* What is asked
Restate the whole listing exactly.

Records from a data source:
☆ ☆ ☆ ☆
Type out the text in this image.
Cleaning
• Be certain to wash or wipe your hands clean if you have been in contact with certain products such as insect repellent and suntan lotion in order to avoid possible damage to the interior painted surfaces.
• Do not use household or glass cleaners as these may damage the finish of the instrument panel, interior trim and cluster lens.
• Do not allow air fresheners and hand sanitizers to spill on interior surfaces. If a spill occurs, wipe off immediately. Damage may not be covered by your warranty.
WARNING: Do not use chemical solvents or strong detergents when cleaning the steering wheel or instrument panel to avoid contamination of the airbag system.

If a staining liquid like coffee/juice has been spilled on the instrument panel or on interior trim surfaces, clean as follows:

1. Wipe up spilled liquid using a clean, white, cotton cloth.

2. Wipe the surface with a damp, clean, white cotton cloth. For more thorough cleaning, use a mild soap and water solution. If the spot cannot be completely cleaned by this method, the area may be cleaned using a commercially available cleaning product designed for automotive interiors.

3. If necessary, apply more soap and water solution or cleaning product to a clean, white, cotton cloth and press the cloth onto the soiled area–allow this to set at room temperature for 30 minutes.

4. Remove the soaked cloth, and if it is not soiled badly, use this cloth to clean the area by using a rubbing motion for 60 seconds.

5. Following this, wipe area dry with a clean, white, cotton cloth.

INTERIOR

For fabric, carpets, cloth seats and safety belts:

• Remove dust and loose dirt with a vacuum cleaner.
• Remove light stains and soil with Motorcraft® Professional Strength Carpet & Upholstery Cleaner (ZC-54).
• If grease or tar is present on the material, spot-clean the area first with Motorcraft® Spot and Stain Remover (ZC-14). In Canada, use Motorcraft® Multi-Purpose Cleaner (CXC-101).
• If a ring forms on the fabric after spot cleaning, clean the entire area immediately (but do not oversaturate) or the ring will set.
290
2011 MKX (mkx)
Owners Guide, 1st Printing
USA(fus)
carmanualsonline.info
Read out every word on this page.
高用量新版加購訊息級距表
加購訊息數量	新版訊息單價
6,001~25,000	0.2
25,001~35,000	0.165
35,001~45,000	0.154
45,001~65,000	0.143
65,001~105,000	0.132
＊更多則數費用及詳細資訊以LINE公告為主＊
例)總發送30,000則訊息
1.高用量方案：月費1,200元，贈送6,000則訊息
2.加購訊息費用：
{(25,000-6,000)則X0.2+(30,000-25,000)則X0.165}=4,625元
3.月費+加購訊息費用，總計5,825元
☆ ☆ ☆ ☆
* The completed task
Type out the text in this image.
Cleaning
• Be certain to wash or wipe your hands clean if you have been in contact with certain products such as insect repellent and suntan lotion in order to avoid possible damage to the interior painted surfaces.
• Do not use household or glass cleaners as these may damage the finish of the instrument panel, interior trim and cluster lens.
• Do not allow air fresheners and hand sanitizers to spill on interior surfaces. If a spill occurs, wipe off immediately. Damage may not be covered by your warranty.
WARNING: Do not use chemical solvents or strong detergents when cleaning the steering wheel or instrument panel to avoid contamination of the airbag system.

If a staining liquid like coffee/juice has been spilled on the instrument panel or on interior trim surfaces, clean as follows:

1. Wipe up spilled liquid using a clean, white, cotton cloth.

2. Wipe the surface with a damp, clean, white cotton cloth. For more thorough cleaning, use a mild soap and water solution. If the spot cannot be completely cleaned by this method, the area may be cleaned using a commercially available cleaning product designed for automotive interiors.

3. If necessary, apply more soap and water solution or cleaning product to a clean, white, cotton cloth and press the cloth onto the soiled area–allow this to set at room temperature for 30 minutes.

4. Remove the soaked cloth, and if it is not soiled badly, use this cloth to clean the area by using a rubbing motion for 60 seconds.

5. Following this, wipe area dry with a clean, white, cotton cloth.

INTERIOR

For fabric, carpets, cloth seats and safety belts:

• Remove dust and loose dirt with a vacuum cleaner.
• Remove light stains and soil with Motorcraft® Professional Strength Carpet & Upholstery Cleaner (ZC-54).
• If grease or tar is present on the material, spot-clean the area first with Motorcraft® Spot and Stain Remover (ZC-14). In Canada, use Motorcraft® Multi-Purpose Cleaner (CXC-101).
• If a ring forms on the fabric after spot cleaning, clean the entire area immediately (but do not oversaturate) or the ring will set.
290
2011 MKX (mkx)
Owners Guide, 1st Printing
USA(fus)
carmanualsonline.info
Read out every word on this page.
高用量新版加購訊息級距表
加購訊息數量	新版訊息單價
6,001~25,000	0.2
25,001~35,000	0.165
35,001~45,000	0.154
45,001~65,000	0.143
65,001~105,000	0.132
＊更多則數費用及詳細資訊以LINE公告為主＊
例)總發送30,000則訊息
1.高用量方案：月費1,200元，贈送6,000則訊息
2.加購訊息費用：
{(25,000-6,000)則X0.2+(30,000-25,000)則X0.165}=4,625元
3.月費+加購訊息費用，總計5,825元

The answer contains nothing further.